WHAT THE TASK ASKS - Repeat every entry word for word, skipping the pictures.

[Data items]
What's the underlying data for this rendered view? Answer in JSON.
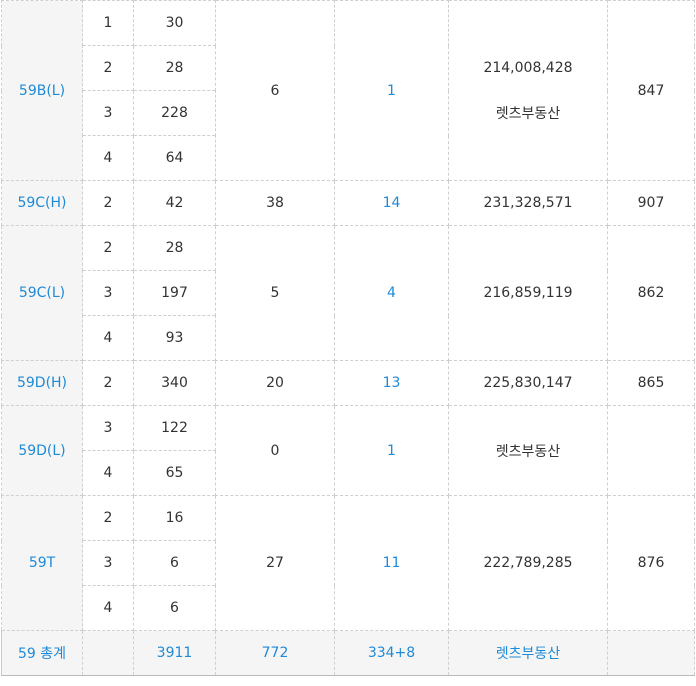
{
  "rows": [
    {
      "type": "59B(L)",
      "subs": [
        {
          "a": "1",
          "b": "30"
        },
        {
          "a": "2",
          "b": "28"
        },
        {
          "a": "3",
          "b": "228"
        },
        {
          "a": "4",
          "b": "64"
        }
      ],
      "c": "6",
      "d": "1",
      "e": [
        "214,008,428",
        "렛츠부동산"
      ],
      "f": "847"
    },
    {
      "type": "59C(H)",
      "subs": [
        {
          "a": "2",
          "b": "42"
        }
      ],
      "c": "38",
      "d": "14",
      "e": [
        "231,328,571"
      ],
      "f": "907"
    },
    {
      "type": "59C(L)",
      "subs": [
        {
          "a": "2",
          "b": "28"
        },
        {
          "a": "3",
          "b": "197"
        },
        {
          "a": "4",
          "b": "93"
        }
      ],
      "c": "5",
      "d": "4",
      "e": [
        "216,859,119"
      ],
      "f": "862"
    },
    {
      "type": "59D(H)",
      "subs": [
        {
          "a": "2",
          "b": "340"
        }
      ],
      "c": "20",
      "d": "13",
      "e": [
        "225,830,147"
      ],
      "f": "865"
    },
    {
      "type": "59D(L)",
      "subs": [
        {
          "a": "3",
          "b": "122"
        },
        {
          "a": "4",
          "b": "65"
        }
      ],
      "c": "0",
      "d": "1",
      "e": [
        "렛츠부동산"
      ],
      "f": ""
    },
    {
      "type": "59T",
      "subs": [
        {
          "a": "2",
          "b": "16"
        },
        {
          "a": "3",
          "b": "6"
        },
        {
          "a": "4",
          "b": "6"
        }
      ],
      "c": "27",
      "d": "11",
      "e": [
        "222,789,285"
      ],
      "f": "876"
    }
  ],
  "total": {
    "type": "59 총계",
    "a": "",
    "b": "3911",
    "c": "772",
    "d": "334+8",
    "e": "렛츠부동산",
    "f": ""
  }
}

WRITTEN SOLUTION -
What's the underlying data for this rendered view? Answer in JSON.
{
  "rows": [
    {
      "type": "59B(L)",
      "subs": [
        {
          "a": "1",
          "b": "30"
        },
        {
          "a": "2",
          "b": "28"
        },
        {
          "a": "3",
          "b": "228"
        },
        {
          "a": "4",
          "b": "64"
        }
      ],
      "c": "6",
      "d": "1",
      "e": [
        "214,008,428",
        "렛츠부동산"
      ],
      "f": "847"
    },
    {
      "type": "59C(H)",
      "subs": [
        {
          "a": "2",
          "b": "42"
        }
      ],
      "c": "38",
      "d": "14",
      "e": [
        "231,328,571"
      ],
      "f": "907"
    },
    {
      "type": "59C(L)",
      "subs": [
        {
          "a": "2",
          "b": "28"
        },
        {
          "a": "3",
          "b": "197"
        },
        {
          "a": "4",
          "b": "93"
        }
      ],
      "c": "5",
      "d": "4",
      "e": [
        "216,859,119"
      ],
      "f": "862"
    },
    {
      "type": "59D(H)",
      "subs": [
        {
          "a": "2",
          "b": "340"
        }
      ],
      "c": "20",
      "d": "13",
      "e": [
        "225,830,147"
      ],
      "f": "865"
    },
    {
      "type": "59D(L)",
      "subs": [
        {
          "a": "3",
          "b": "122"
        },
        {
          "a": "4",
          "b": "65"
        }
      ],
      "c": "0",
      "d": "1",
      "e": [
        "렛츠부동산"
      ],
      "f": ""
    },
    {
      "type": "59T",
      "subs": [
        {
          "a": "2",
          "b": "16"
        },
        {
          "a": "3",
          "b": "6"
        },
        {
          "a": "4",
          "b": "6"
        }
      ],
      "c": "27",
      "d": "11",
      "e": [
        "222,789,285"
      ],
      "f": "876"
    }
  ],
  "total": {
    "type": "59 총계",
    "a": "",
    "b": "3911",
    "c": "772",
    "d": "334+8",
    "e": "렛츠부동산",
    "f": ""
  }
}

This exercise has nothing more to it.